Actions to take:
1. According to the text on blue LEDs and sleep, what does blue light stop the pineal gland from producing?
2. From the text on blue LEDs and sleep, pull out the passage that begins at the words "# Disable the" and stops after "a power cut.".
3. Summarize the text on blue LEDs and sleep in two sentences.

BEGIN Excerpted passage

White noise – I use a little box from Amazon which plays the sound of the sea – and red-spectrum nightlights have solid research behind them if you’re trying to soothe a little one to sleep. Once you cross over into blue light, you’ll stop the pineal gland from producing melatonin, which is why I hate the fan I bought for our bedroom with a burning, fiery passion. Some smart-alec thought that putting a giant blue led on the front to demonstrate that the fan was on was a smart idea, never mind the whirling blades which are obvious to at least three of the senses. (I have never tried tasting it.)
With this in mind, I’ve one tiny alteration to make to Cary’s setup: you can permanently disable the green LED on the Pi Zero itself so that the only lights visible are the Pimoroni Blinkt – namely the ones that your little one should be looking at to figure out whether it’s time to get up yet. Just add the following to the Zero’s /boot/config.txt and reboot.
# Disable the ACT LED on the Raspberry Pi. dtparam=act_led_trigger=none dtparam=act_led_activelow=on
W. H. Heydt
You get to sleep to 7 AM most of the time? I have to get up at 5:40 AM to get my grandson (age 10) off to school on time. His bus arrives at 7 AM.
Oh, the curse of blue LEDs on bedroom gadgets! My wireless phone charger – blue LED. The ‘standby’ light on the TV? Blue. Even the damn clock resets itself to a blue backlight every time there’s a power cut.
Green light at night piques me, too.
But then, I’ve been around long enough that I’ve become a grumpy old so-and-so. A soothing red glow would have been marvelous in the nursery, years ago.
LED’s should be red, sometimes green, sometimes amber. Never blue. And they should be dim. Blue LED’s are the scourge of our tech-laden world. Now excuse me while I chase these kids off my lawn…
I HATE the things. It’s handy to have some of the tiny packs of Sugru around the house: it’s lovely and opaque, and easy to mould around a (stupid blue) LED.
What is with all the hatred of blue light? It is soothing and calming as opposed to the anger inducing nature of red light. I don’t understand. I know that blue light can be damaging to the eyes, but don’t stare directly into the laser-like output of blue LEDs.
Have a look at https://justgetflux.com/research.html and
“In 1958, J. Woodland Hastings and Beatrice
M. Sweeney tested the ability of different wavelengths of light—corresponding
to different colors—to shift the circadian
rhythm in the photosynthetic marine dinoflagellate Gonyaulax polyedra. The greatest power
to reset the organism’s daily meter lay in the blues,
with a precipitous decline into the greens and a
modest boost in the reds.
Hastings and Sweeney’s paper, published in
the December 1958 Biological Bulletin, gathered
dust for decades. No one thought these findings
might hold any relevance for humans, whose circadian rhythms were then widely believed to be
relatively insensitive to light.

END Excerpted passage
BEGIN Supplied records

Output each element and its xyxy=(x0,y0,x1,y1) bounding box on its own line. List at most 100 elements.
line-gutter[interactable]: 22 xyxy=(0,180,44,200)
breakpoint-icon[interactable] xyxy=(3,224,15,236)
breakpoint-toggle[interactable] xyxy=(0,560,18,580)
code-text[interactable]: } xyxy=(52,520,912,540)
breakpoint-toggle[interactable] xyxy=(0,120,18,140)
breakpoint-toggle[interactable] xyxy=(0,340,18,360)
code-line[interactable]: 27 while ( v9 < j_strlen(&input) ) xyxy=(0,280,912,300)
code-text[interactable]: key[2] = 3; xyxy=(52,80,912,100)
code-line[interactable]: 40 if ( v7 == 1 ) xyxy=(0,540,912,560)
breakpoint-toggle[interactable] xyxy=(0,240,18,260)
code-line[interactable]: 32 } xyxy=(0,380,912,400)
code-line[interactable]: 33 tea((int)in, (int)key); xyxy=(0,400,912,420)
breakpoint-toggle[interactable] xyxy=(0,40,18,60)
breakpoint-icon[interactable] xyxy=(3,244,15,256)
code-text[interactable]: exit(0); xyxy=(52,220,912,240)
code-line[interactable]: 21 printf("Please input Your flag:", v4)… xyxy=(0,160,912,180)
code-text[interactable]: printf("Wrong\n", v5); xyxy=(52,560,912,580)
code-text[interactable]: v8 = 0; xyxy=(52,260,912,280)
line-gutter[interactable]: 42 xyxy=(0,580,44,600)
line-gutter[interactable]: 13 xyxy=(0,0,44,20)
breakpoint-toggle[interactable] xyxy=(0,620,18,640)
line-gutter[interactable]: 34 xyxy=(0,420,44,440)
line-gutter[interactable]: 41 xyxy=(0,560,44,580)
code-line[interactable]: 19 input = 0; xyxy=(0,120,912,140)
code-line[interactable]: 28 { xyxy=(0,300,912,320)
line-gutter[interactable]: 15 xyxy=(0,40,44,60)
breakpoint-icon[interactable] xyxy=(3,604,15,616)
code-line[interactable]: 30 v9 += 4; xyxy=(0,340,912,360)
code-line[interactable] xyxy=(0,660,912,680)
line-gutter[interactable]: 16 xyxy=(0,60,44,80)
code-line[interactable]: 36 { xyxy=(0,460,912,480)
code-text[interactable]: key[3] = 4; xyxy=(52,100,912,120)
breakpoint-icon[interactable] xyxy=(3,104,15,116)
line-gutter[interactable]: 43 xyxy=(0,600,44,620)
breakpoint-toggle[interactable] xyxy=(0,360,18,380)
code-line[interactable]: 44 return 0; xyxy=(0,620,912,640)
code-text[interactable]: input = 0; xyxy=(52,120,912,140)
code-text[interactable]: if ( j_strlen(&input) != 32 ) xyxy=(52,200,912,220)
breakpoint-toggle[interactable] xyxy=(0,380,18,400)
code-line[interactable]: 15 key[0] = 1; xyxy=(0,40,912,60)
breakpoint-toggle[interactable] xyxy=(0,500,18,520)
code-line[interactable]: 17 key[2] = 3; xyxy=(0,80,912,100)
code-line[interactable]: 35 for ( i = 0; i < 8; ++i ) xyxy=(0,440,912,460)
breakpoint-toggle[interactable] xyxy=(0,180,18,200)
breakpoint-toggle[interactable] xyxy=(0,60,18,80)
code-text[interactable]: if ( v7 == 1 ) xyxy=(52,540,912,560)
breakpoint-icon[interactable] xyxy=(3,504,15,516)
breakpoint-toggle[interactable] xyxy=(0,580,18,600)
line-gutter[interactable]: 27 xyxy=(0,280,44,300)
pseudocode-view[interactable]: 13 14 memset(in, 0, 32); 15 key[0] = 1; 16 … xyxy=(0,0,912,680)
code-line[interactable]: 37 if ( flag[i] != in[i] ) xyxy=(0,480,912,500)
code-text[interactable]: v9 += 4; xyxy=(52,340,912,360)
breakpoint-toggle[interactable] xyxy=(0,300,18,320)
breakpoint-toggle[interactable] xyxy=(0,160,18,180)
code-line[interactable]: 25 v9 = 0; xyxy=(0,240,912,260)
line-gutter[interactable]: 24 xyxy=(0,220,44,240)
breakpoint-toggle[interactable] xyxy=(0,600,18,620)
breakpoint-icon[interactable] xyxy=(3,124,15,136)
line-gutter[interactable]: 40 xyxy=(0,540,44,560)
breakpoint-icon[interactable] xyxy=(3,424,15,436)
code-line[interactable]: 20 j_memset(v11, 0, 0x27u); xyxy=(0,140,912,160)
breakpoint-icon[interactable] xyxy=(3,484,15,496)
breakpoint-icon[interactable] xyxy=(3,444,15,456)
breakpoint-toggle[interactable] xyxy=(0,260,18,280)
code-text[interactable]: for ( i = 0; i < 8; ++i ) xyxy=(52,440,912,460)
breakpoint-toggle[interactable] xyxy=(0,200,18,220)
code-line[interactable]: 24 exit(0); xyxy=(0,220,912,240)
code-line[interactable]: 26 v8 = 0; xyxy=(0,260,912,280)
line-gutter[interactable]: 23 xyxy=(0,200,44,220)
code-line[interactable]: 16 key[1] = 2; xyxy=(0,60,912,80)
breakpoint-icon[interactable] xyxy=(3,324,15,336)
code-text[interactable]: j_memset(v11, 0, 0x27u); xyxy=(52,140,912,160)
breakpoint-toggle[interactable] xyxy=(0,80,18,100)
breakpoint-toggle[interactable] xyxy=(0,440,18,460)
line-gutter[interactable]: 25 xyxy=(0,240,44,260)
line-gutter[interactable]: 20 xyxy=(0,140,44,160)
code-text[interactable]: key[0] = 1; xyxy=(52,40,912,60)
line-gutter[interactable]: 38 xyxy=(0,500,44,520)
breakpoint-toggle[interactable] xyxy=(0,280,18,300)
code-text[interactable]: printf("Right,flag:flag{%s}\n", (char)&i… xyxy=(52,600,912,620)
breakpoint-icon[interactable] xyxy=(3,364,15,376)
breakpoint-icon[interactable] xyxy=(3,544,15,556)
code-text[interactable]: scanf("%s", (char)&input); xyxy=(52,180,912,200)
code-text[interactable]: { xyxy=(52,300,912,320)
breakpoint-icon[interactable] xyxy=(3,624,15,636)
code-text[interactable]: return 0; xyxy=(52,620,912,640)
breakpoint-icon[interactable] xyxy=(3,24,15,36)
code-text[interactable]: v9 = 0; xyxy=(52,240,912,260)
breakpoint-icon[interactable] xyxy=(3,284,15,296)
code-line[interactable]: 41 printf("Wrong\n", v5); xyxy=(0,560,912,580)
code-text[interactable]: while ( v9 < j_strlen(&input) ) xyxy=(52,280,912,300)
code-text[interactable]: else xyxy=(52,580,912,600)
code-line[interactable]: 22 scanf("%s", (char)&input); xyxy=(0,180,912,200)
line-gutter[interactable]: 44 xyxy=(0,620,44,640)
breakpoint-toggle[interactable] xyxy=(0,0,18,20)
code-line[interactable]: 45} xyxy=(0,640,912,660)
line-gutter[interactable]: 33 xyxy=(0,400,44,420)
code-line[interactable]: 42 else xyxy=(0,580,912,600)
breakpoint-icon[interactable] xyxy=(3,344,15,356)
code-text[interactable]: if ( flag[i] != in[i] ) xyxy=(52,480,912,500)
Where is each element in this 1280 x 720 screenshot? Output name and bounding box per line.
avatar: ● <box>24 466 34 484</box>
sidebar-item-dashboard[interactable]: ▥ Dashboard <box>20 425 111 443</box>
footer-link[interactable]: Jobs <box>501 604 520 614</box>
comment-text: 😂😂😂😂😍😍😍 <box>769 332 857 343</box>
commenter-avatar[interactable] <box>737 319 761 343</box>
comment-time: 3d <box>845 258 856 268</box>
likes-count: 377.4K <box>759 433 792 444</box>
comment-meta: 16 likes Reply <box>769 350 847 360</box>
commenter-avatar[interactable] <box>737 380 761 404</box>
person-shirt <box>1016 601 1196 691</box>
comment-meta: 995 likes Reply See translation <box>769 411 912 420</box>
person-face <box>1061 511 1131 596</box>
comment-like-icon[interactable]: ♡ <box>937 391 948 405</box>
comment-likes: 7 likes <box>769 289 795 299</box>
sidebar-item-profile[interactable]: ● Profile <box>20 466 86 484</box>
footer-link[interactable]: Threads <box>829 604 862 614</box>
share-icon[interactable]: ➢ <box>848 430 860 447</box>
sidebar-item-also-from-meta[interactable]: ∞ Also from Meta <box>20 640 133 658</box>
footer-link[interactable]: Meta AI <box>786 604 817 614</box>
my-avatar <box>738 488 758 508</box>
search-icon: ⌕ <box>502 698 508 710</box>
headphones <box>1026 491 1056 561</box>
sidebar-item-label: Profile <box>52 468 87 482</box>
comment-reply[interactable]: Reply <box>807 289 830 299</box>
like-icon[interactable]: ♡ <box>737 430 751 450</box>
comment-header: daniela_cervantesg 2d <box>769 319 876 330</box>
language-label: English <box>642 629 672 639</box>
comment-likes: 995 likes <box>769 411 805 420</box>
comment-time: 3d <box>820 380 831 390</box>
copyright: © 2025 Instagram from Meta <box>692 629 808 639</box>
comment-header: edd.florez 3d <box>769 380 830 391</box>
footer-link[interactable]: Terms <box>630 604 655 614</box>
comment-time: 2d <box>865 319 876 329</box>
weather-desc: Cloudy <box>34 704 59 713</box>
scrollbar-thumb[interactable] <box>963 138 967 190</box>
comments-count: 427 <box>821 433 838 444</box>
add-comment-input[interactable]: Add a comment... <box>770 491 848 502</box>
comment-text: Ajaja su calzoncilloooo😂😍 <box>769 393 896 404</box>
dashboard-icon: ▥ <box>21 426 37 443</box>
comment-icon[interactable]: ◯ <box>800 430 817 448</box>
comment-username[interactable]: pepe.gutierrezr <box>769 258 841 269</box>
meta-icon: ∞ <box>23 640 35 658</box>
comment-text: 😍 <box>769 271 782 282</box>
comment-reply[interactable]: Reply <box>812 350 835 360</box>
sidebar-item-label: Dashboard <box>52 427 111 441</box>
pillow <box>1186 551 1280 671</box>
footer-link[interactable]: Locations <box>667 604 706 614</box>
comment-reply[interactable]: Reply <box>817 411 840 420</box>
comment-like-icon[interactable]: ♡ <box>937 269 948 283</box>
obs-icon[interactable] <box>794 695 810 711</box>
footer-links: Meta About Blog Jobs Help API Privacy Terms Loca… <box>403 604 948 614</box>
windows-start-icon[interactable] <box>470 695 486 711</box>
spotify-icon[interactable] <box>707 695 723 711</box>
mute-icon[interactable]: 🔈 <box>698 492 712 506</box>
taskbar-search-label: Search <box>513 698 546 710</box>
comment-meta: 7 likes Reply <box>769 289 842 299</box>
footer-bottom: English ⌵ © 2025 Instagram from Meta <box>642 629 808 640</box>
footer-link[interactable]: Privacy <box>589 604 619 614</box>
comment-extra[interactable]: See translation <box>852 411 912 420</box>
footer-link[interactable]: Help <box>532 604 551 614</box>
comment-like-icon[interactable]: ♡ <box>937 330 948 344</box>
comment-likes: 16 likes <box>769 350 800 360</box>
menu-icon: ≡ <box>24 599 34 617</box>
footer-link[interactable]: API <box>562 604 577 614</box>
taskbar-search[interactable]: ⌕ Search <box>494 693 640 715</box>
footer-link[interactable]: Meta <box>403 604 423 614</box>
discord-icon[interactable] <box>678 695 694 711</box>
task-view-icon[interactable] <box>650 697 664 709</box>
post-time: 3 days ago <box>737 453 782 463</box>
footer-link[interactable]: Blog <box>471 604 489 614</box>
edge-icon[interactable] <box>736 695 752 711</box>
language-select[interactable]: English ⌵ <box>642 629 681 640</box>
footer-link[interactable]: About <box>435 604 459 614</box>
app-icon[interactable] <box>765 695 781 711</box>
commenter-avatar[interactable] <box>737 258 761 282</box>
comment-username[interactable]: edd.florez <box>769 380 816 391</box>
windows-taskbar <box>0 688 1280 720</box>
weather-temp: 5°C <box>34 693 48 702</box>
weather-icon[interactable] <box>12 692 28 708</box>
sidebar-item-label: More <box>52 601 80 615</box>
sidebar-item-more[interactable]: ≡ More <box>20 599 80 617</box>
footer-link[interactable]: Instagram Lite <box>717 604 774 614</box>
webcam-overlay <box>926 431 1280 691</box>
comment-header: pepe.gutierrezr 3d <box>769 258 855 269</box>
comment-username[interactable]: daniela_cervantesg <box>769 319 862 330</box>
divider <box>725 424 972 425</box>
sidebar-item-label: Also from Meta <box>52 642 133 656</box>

END Supplied records

Solutions below:
1. Melatonin.

2.
# Disable the ACT LED on the Raspberry Pi. dtparam=act_led_trigger=none dtparam=act_led_activelow=on
W. H. Heydt
You get to sleep to 7 AM most of the time? I have to get up at 5:40 AM to get my grandson (age 10) off to school on time. His bus arrives at 7 AM.
Oh, the curse of blue LEDs on bedroom gadgets! My wireless phone charger – blue LED. The ‘standby’ light on the TV? Blue. Even the damn clock resets itself to a blue backlight every time there’s a power cut.

3. The post says white noise and red nightlights help a little one sleep, while blue light stops melatonin production, and it explains how to disable the green LED on a Pi Zero through /boot/config.txt. Commenters complain about blue LEDs on bedroom gadgets, though one defends blue light and another quotes 1958 research by Hastings and Sweeney finding that blue light most strongly reset a marine dinoflagellate's circadian rhythm.